Exercise ->
Go through the entries below and collect each line with the string "意对即可" in it.

— start Records —

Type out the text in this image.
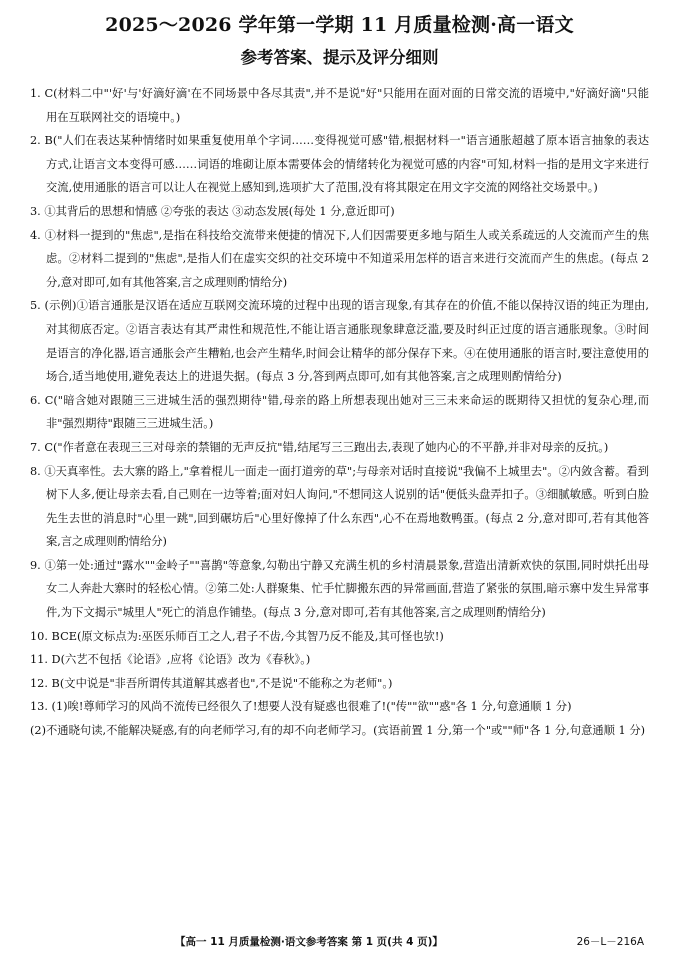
2025～2026 学年第一学期 11 月质量检测·高一语文
参考答案、提示及评分细则

1. C(材料二中"'好'与'好滴好滴'在不同场景中各尽其责",并不是说"好"只能用在面对面的日常交流的语境中,"好滴好滴"只能用在互联网社交的语境中。)

2. B("人们在表达某种情绪时如果重复使用单个字词……变得视觉可感"错,根据材料一"语言通胀超越了原本语言抽象的表达方式,让语言文本变得可感……词语的堆砌让原本需要体会的情绪转化为视觉可感的内容"可知,材料一指的是用文字来进行交流,使用通胀的语言可以让人在视觉上感知到,选项扩大了范围,没有将其限定在用文字交流的网络社交场景中。)

3. ①其背后的思想和情感 ②夸张的表达 ③动态发展(每处 1 分,意近即可)

4. ①材料一提到的"焦虑",是指在科技给交流带来便捷的情况下,人们因需要更多地与陌生人或关系疏远的人交流而产生的焦虑。②材料二提到的"焦虑",是指人们在虚实交织的社交环境中不知道采用怎样的语言来进行交流而产生的焦虑。(每点 2 分,意对即可,如有其他答案,言之成理则酌情给分)

5. (示例)①语言通胀是汉语在适应互联网交流环境的过程中出现的语言现象,有其存在的价值,不能以保持汉语的纯正为理由,对其彻底否定。②语言表达有其严肃性和规范性,不能让语言通胀现象肆意泛滥,要及时纠正过度的语言通胀现象。③时间是语言的净化器,语言通胀会产生糟粕,也会产生精华,时间会让精华的部分保存下来。④在使用通胀的语言时,要注意使用的场合,适当地使用,避免表达上的进退失据。(每点 3 分,答到两点即可,如有其他答案,言之成理则酌情给分)

6. C("暗含她对跟随三三进城生活的强烈期待"错,母亲的路上所想表现出她对三三未来命运的既期待又担忧的复杂心理,而非"强烈期待"跟随三三进城生活。)

7. C("作者意在表现三三对母亲的禁锢的无声反抗"错,结尾写三三跑出去,表现了她内心的不平静,并非对母亲的反抗。)

8. ①天真率性。去大寨的路上,"拿着棍儿一面走一面打道旁的草";与母亲对话时直接说"我偏不上城里去"。②内敛含蓄。看到树下人多,便让母亲去看,自己则在一边等着;面对妇人询问,"不想同这人说别的话"便低头盘弄扣子。③细腻敏感。听到白脸先生去世的消息时"心里一跳",回到碾坊后"心里好像掉了什么东西",心不在焉地数鸭蛋。(每点 2 分,意对即可,若有其他答案,言之成理则酌情给分)

9. ①第一处:通过"露水""金岭子""喜鹊"等意象,勾勒出宁静又充满生机的乡村清晨景象,营造出清新欢快的氛围,同时烘托出母女二人奔赴大寨时的轻松心情。②第二处:人群聚集、忙手忙脚搬东西的异常画面,营造了紧张的氛围,暗示寨中发生异常事件,为下文揭示"城里人"死亡的消息作铺垫。(每点 3 分,意对即可,若有其他答案,言之成理则酌情给分)

10. BCE(原文标点为:巫医乐师百工之人,君子不齿,今其智乃反不能及,其可怪也欤!)

11. D(六艺不包括《论语》,应将《论语》改为《春秋》。)

12. B(文中说是"非吾所谓传其道解其惑者也",不是说"不能称之为老师"。)

13. (1)唉!尊师学习的风尚不流传已经很久了!想要人没有疑惑也很难了!("传""欲""惑"各 1 分,句意通顺 1 分)
(2)不通晓句读,不能解决疑惑,有的向老师学习,有的却不向老师学习。(宾语前置 1 分,第一个"或""师"各 1 分,句意通顺 1 分)

【高一 11 月质量检测·语文参考答案 第 1 页(共 4 页)】	26－L－216A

— end Records —

The solution ->
4. ①材料一提到的"焦虑",是指在科技给交流带来便捷的情况下,人们因需要更多地与陌生人或关系疏远的人交流而产生的焦虑。②材料二提到的"焦虑",是指人们在虚实交织的社交环境中不知道采用怎样的语言来进行交流而产生的焦虑。(每点 2 分,意对即可,如有其他答案,言之成理则酌情给分)
8. ①天真率性。去大寨的路上,"拿着棍儿一面走一面打道旁的草";与母亲对话时直接说"我偏不上城里去"。②内敛含蓄。看到树下人多,便让母亲去看,自己则在一边等着;面对妇人询问,"不想同这人说别的话"便低头盘弄扣子。③细腻敏感。听到白脸先生去世的消息时"心里一跳",回到碾坊后"心里好像掉了什么东西",心不在焉地数鸭蛋。(每点 2 分,意对即可,若有其他答案,言之成理则酌情给分)
9. ①第一处:通过"露水""金岭子""喜鹊"等意象,勾勒出宁静又充满生机的乡村清晨景象,营造出清新欢快的氛围,同时烘托出母女二人奔赴大寨时的轻松心情。②第二处:人群聚集、忙手忙脚搬东西的异常画面,营造了紧张的氛围,暗示寨中发生异常事件,为下文揭示"城里人"死亡的消息作铺垫。(每点 3 分,意对即可,若有其他答案,言之成理则酌情给分)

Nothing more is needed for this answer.